WHAT YOU WILL DO ▸
Your answer is a single number: the count of lines that contain the string "screenshot".

AVAILABLE RECORDS ▸
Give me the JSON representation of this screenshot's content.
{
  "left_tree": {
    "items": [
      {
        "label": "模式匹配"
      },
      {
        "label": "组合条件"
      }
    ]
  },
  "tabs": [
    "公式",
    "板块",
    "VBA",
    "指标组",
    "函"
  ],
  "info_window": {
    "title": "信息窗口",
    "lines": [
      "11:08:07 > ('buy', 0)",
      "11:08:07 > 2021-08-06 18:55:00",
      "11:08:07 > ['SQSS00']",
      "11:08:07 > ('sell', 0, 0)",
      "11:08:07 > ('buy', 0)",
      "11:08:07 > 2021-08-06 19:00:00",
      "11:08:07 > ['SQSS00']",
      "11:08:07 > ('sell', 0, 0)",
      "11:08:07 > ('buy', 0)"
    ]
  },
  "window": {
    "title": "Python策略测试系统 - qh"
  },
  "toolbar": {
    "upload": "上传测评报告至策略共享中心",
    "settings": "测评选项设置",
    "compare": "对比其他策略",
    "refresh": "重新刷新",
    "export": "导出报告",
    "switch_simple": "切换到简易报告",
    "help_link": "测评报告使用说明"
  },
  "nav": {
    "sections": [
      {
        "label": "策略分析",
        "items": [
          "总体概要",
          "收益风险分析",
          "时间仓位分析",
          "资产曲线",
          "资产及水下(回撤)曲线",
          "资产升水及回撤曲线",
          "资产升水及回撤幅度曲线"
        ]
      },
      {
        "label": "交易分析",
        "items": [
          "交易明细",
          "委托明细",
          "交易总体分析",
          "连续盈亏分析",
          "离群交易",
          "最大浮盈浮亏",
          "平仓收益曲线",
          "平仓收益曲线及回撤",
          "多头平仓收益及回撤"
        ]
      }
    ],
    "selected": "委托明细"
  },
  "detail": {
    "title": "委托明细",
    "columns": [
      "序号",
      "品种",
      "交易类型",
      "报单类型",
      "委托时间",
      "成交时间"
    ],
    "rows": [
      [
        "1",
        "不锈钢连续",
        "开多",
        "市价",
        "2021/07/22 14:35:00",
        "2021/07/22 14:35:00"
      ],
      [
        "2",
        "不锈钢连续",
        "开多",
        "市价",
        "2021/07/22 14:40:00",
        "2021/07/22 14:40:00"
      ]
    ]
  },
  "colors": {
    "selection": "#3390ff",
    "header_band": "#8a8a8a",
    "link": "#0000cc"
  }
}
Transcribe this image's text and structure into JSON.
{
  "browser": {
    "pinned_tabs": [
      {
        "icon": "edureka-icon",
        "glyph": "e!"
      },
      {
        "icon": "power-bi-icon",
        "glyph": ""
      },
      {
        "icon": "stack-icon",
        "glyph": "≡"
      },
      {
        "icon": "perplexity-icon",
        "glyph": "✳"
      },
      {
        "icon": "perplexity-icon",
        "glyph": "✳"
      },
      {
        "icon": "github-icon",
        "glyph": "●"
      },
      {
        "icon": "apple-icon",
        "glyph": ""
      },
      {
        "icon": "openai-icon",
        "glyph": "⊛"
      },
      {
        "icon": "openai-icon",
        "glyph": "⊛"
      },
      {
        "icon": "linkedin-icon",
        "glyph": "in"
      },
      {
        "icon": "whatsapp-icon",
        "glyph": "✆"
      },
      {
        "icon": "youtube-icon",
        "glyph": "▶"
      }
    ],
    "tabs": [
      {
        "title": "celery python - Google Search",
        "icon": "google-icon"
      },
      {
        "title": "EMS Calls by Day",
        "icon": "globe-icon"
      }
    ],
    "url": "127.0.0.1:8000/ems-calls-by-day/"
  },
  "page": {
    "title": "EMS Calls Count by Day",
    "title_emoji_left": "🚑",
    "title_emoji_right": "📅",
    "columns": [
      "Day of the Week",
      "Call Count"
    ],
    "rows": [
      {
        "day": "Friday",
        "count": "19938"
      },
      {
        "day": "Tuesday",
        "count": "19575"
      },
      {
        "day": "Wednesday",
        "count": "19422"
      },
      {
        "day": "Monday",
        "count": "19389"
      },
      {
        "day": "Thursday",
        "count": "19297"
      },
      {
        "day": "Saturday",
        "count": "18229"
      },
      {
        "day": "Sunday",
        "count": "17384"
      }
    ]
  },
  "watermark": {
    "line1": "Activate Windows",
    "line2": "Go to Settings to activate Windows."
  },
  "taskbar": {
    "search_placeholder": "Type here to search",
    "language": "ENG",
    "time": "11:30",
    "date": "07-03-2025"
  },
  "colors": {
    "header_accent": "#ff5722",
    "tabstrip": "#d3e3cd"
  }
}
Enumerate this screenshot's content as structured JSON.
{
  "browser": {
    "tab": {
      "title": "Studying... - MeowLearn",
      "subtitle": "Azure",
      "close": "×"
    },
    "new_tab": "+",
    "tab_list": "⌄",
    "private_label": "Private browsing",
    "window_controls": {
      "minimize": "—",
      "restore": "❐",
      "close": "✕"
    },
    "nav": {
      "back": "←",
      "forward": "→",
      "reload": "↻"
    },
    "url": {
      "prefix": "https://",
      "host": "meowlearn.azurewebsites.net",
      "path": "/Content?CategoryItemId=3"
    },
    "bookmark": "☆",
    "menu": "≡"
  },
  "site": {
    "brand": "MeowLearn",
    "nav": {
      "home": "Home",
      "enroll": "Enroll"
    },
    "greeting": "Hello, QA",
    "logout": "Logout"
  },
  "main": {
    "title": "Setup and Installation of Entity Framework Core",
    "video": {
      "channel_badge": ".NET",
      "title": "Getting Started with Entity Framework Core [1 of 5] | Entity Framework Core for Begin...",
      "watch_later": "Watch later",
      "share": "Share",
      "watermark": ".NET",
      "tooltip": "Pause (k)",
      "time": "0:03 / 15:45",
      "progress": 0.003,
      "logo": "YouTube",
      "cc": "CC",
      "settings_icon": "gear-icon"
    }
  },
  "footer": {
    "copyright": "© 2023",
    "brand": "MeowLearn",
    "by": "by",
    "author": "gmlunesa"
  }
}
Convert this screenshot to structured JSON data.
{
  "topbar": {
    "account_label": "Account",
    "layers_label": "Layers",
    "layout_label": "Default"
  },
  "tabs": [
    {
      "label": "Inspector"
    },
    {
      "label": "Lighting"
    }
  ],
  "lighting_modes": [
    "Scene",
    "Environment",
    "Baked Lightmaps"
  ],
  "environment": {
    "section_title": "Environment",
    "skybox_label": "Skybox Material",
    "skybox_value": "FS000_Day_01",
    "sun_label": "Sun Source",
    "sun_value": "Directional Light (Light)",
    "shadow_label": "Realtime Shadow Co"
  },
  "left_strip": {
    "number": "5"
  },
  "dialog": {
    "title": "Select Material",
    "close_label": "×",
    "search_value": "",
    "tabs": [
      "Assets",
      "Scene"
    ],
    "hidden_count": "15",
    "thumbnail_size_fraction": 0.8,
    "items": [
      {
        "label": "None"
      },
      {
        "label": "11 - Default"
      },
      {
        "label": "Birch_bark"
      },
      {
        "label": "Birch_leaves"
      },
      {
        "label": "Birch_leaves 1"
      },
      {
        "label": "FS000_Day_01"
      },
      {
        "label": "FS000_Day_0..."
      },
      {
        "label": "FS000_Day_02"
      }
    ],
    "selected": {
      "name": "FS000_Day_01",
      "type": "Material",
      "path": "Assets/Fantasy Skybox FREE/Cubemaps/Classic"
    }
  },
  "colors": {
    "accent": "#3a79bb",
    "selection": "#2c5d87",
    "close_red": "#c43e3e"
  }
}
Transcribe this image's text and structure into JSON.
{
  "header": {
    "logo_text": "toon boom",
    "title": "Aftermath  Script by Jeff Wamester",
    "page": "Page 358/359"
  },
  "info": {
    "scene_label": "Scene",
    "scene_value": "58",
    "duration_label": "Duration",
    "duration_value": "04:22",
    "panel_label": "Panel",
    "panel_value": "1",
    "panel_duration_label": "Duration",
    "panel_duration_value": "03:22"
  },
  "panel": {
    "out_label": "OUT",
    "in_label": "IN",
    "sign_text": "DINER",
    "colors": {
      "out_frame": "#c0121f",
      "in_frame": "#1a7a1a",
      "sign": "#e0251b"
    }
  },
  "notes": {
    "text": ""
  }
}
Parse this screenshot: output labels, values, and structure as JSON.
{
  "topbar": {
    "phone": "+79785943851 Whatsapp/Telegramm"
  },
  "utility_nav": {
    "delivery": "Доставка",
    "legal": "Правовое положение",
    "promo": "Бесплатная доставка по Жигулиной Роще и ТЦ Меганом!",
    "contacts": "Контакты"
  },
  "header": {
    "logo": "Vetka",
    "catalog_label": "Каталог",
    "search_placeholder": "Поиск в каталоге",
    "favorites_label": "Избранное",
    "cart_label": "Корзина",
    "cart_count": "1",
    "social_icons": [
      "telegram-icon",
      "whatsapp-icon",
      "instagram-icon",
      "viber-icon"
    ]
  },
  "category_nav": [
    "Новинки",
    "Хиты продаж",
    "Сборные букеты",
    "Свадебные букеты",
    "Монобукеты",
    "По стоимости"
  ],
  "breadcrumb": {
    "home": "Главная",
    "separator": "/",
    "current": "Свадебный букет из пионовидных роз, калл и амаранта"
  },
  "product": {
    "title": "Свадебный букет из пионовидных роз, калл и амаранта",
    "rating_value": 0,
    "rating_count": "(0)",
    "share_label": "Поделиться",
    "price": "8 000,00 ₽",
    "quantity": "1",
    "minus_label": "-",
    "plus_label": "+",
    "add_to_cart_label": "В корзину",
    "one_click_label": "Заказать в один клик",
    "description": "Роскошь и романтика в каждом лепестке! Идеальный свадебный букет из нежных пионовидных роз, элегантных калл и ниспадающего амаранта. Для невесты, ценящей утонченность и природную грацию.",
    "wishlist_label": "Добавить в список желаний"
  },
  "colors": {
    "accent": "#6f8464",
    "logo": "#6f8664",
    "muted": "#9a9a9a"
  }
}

ANSWER TO THIS TASK ▸
4